Primary Secondary Piping?

bert

I've seen this on a much smaller system, and it didn't work well at all, as evidenced by the number of failed boilers laying around. You have 40hp pumps moving water left to right between the system return tee and the separator tee, while you have 3hp pumps trying to move water right to left in the same pipe. Usually the 40hp pumps win, and the result is the boiler side gets no flow at all. Can we say cycling on limit with no place to go?

Dan Hill

Primary Secondary Piping?

If I were to just direct you guys to the attachment, what problems can you immediately point out in the piping drawing without telling you anything else.

Jean-David Beyer

I am not a professional.

1.) No flow-checks at outputs of the pumps.
2.) No closely spaced Ts, so not Primary/Secondary -- unless the Ts between the air separator and the 3hp pumps are meant to be them, in which case they should not have that third T in between them.
3.) Conventional air tank should be hooked above air separator to relpenish the air that dissolves in the water.
4).) Air separator should be closer to the boiler.
5.) The pumps are very big; if this is not a really big system, they are probably way too big.

I hope you did not find this in a real installation? Night school problem? Joke?

Dan Hill

Real system

1) There are triple duty valves and VFD's on all four pumps. Sorry we missed that in the drawing.
2) The air separator is a little further from the boilers then I'd like its but not that far.
3) The system is fairly large. The boiler piping being 6" and the system piping being 8".
4) The header shown on the skid is drawn exactly the way it is piped.
5) I won't disclose where I found this, but it is a B & G factory built skid. And its been in operation for some time. I was just recently shown this install.

DATA BLOCK:
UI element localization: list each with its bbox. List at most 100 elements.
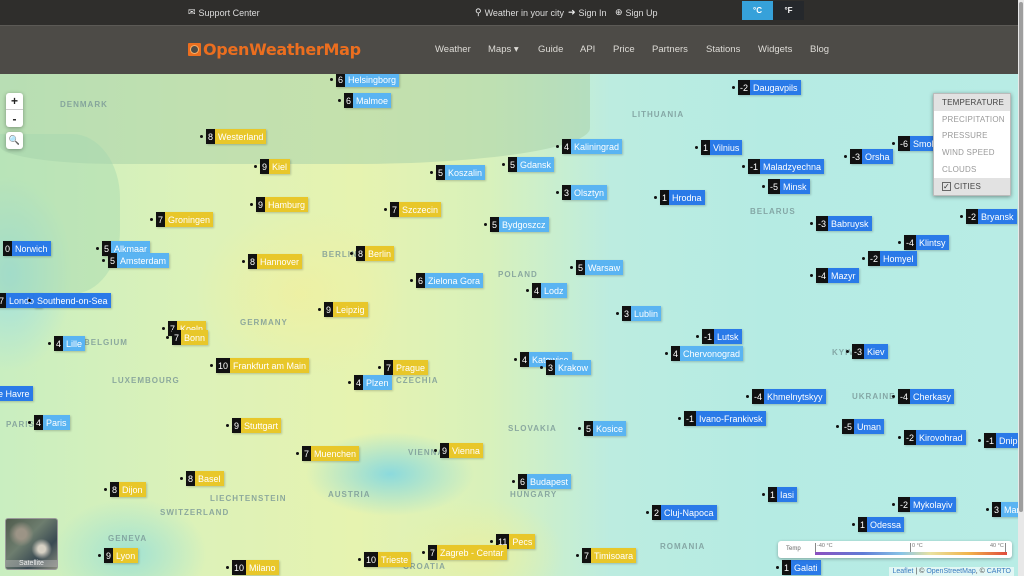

TASK BRIEF: Repeat verbatim the portion of the primary-secondary piping thread that begins with the words containing "I am not a professional." and ends with "way too big.".

ANSWER:
I am not a professional.

1.) No flow-checks at outputs of the pumps.
2.) No closely spaced Ts, so not Primary/Secondary -- unless the Ts between the air separator and the 3hp pumps are meant to be them, in which case they should not have that third T in between them.
3.) Conventional air tank should be hooked above air separator to relpenish the air that dissolves in the water.
4).) Air separator should be closer to the boiler.
5.) The pumps are very big; if this is not a really big system, they are probably way too big.